Exercise: Show all lines holding the string "have".

Collected data:
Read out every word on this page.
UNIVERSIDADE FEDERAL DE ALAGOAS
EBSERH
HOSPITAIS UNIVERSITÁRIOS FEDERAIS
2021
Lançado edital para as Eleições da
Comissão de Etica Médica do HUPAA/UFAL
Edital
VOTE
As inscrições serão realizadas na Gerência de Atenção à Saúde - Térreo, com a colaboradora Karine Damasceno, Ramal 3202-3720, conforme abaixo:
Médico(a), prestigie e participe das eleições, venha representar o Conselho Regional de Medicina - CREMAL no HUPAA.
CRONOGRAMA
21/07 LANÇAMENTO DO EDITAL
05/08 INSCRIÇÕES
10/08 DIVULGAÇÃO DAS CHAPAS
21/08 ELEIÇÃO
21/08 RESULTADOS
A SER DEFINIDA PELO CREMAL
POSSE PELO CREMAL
==
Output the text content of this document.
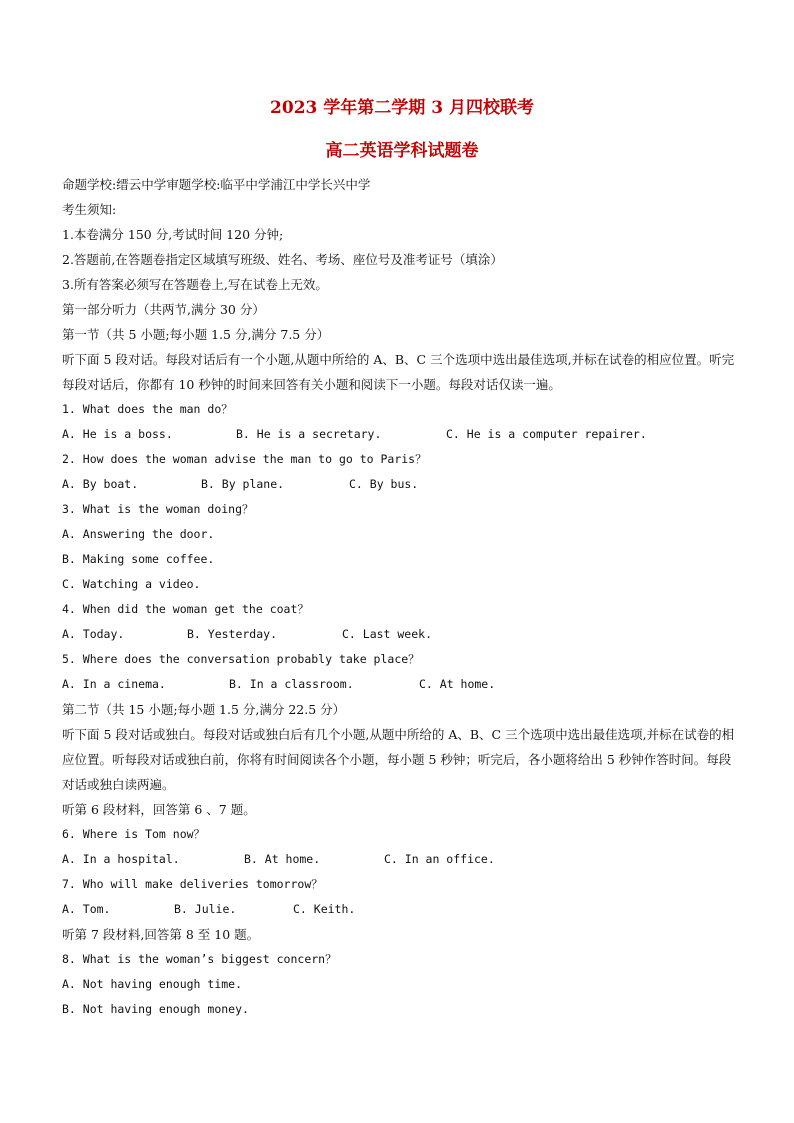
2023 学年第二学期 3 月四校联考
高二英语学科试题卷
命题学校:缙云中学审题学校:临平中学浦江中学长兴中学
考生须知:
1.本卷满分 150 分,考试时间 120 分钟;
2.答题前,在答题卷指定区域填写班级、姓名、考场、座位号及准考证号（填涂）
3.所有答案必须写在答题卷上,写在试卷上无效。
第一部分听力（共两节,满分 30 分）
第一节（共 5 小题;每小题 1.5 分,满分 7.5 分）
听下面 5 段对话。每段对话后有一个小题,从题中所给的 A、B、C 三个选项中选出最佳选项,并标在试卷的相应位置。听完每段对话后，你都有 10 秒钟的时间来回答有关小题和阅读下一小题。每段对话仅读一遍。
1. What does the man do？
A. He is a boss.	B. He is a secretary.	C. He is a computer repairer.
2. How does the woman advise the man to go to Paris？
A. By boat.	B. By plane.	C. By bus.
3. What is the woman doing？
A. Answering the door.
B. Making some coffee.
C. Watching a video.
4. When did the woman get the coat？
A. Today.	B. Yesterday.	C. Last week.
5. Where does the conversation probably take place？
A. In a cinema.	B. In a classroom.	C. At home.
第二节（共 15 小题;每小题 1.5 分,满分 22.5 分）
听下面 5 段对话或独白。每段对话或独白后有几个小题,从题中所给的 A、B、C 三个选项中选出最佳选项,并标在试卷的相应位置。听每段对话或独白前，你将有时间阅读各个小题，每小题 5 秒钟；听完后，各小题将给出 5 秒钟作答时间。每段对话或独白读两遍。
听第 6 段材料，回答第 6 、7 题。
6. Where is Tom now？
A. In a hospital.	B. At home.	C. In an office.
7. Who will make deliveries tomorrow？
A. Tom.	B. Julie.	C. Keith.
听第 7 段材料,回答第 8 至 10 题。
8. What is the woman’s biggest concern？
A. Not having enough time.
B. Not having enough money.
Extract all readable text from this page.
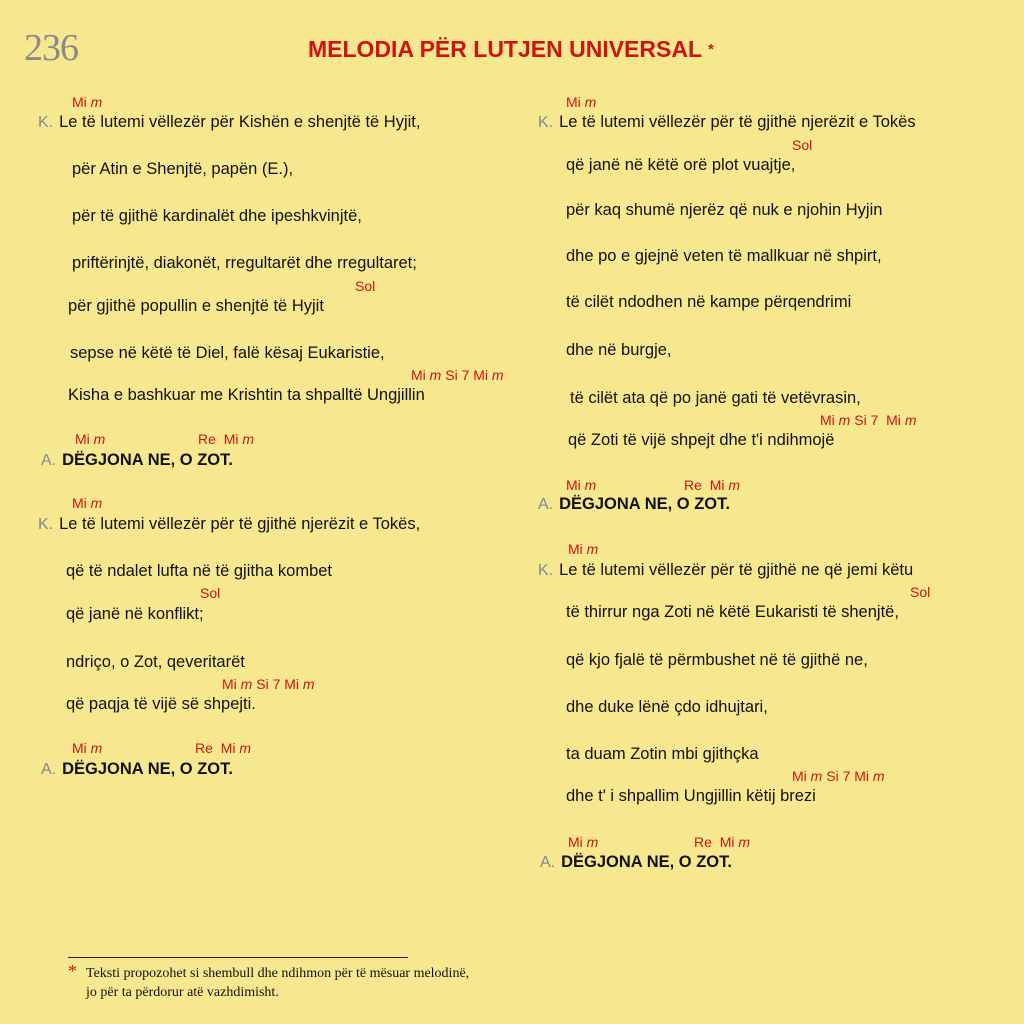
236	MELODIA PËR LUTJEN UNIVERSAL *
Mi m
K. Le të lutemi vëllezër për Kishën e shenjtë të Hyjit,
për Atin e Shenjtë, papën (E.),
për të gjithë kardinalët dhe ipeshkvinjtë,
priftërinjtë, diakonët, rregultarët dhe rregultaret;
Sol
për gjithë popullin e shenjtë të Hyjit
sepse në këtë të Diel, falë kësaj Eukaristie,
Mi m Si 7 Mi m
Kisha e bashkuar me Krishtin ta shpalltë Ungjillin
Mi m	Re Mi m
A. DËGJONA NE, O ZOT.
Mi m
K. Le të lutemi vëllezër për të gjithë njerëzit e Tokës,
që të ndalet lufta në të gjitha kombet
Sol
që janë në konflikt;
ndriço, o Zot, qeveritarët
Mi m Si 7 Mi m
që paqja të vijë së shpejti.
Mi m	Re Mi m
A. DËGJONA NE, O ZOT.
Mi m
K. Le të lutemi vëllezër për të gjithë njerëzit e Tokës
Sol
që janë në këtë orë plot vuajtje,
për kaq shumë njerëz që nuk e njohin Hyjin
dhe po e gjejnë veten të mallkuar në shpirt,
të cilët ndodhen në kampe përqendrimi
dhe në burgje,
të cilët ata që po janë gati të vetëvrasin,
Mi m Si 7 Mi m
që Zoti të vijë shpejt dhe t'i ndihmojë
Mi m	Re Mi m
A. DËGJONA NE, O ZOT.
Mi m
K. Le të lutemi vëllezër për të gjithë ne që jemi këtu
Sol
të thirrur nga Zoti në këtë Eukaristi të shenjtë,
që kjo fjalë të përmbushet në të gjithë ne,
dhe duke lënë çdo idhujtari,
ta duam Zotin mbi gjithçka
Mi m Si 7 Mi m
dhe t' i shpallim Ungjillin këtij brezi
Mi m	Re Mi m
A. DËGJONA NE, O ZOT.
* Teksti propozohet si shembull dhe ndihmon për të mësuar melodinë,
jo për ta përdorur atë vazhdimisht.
...
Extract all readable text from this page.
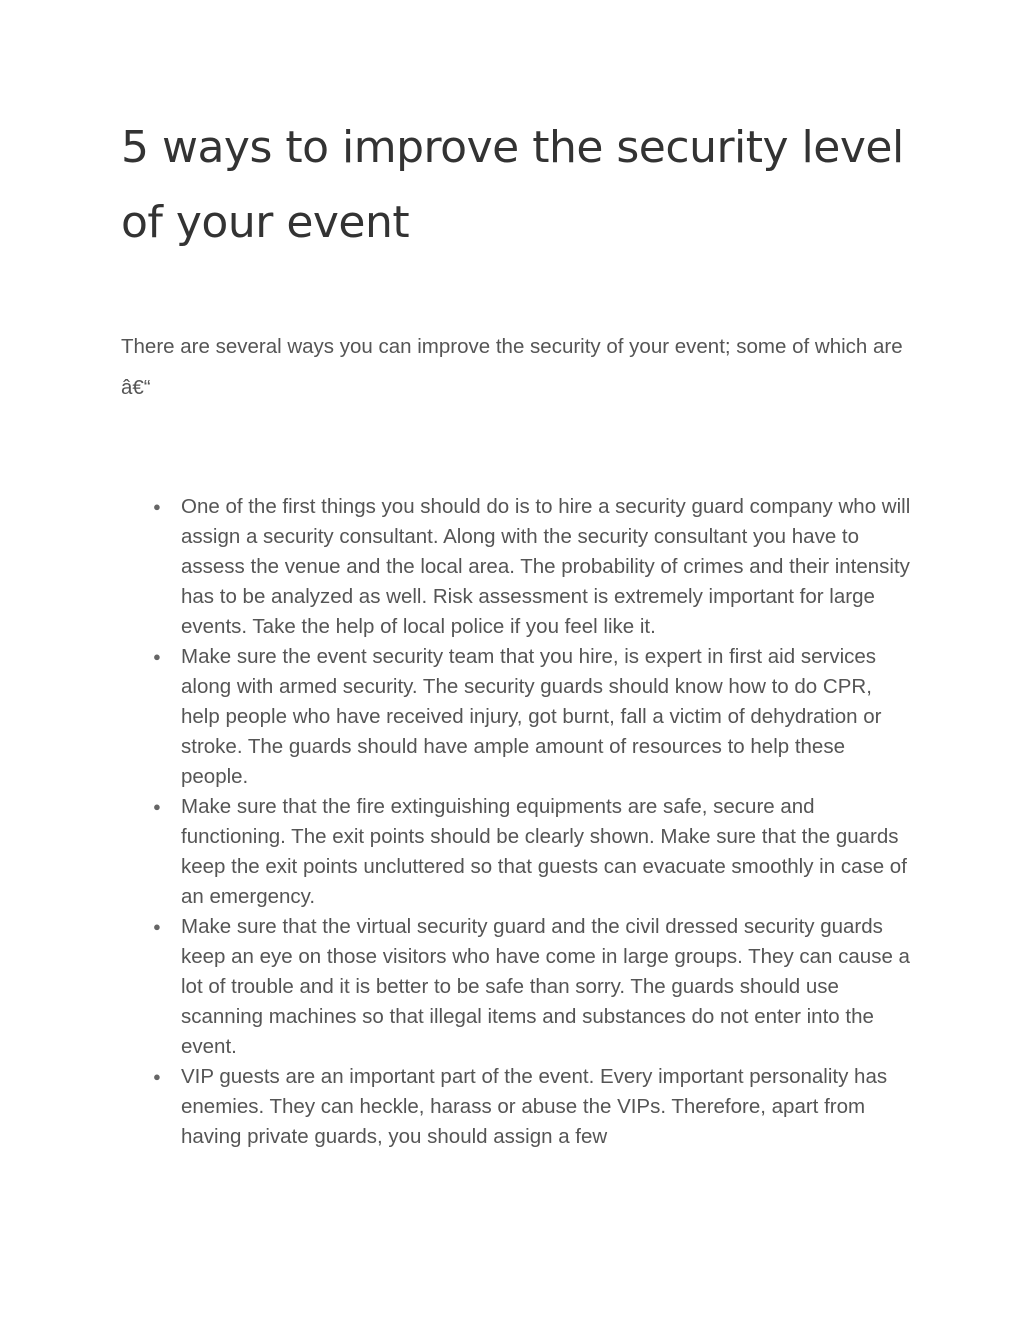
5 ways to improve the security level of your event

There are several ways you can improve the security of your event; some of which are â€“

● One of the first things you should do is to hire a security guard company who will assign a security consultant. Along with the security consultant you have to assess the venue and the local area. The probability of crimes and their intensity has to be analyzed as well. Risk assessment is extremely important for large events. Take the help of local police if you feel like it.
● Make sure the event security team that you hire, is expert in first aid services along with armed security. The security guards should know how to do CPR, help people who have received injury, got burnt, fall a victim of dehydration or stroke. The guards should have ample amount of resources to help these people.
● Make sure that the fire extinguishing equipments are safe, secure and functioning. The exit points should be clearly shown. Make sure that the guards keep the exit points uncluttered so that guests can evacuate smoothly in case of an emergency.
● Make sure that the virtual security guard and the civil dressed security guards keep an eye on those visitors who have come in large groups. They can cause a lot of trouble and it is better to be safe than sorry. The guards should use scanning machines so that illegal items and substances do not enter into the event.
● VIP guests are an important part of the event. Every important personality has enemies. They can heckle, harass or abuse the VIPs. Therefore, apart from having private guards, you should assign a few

Exercise response:
● One of the first things you should do is to hire a security guard company who will assign a security consultant. Along with the security consultant you have to assess the venue and the local area. The probability of crimes and their intensity has to be analyzed as well. Risk assessment is extremely important for large events. Take the help of local police if you feel like it.
● Make sure the event security team that you hire, is expert in first aid services along with armed security. The security guards should know how to do CPR, help people who have received injury, got burnt, fall a victim of dehydration or stroke. The guards should have ample amount of resources to help these people.
● Make sure that the virtual security guard and the civil dressed security guards keep an eye on those visitors who have come in large groups. They can cause a lot of trouble and it is better to be safe than sorry. The guards should use scanning machines so that illegal items and substances do not enter into the event.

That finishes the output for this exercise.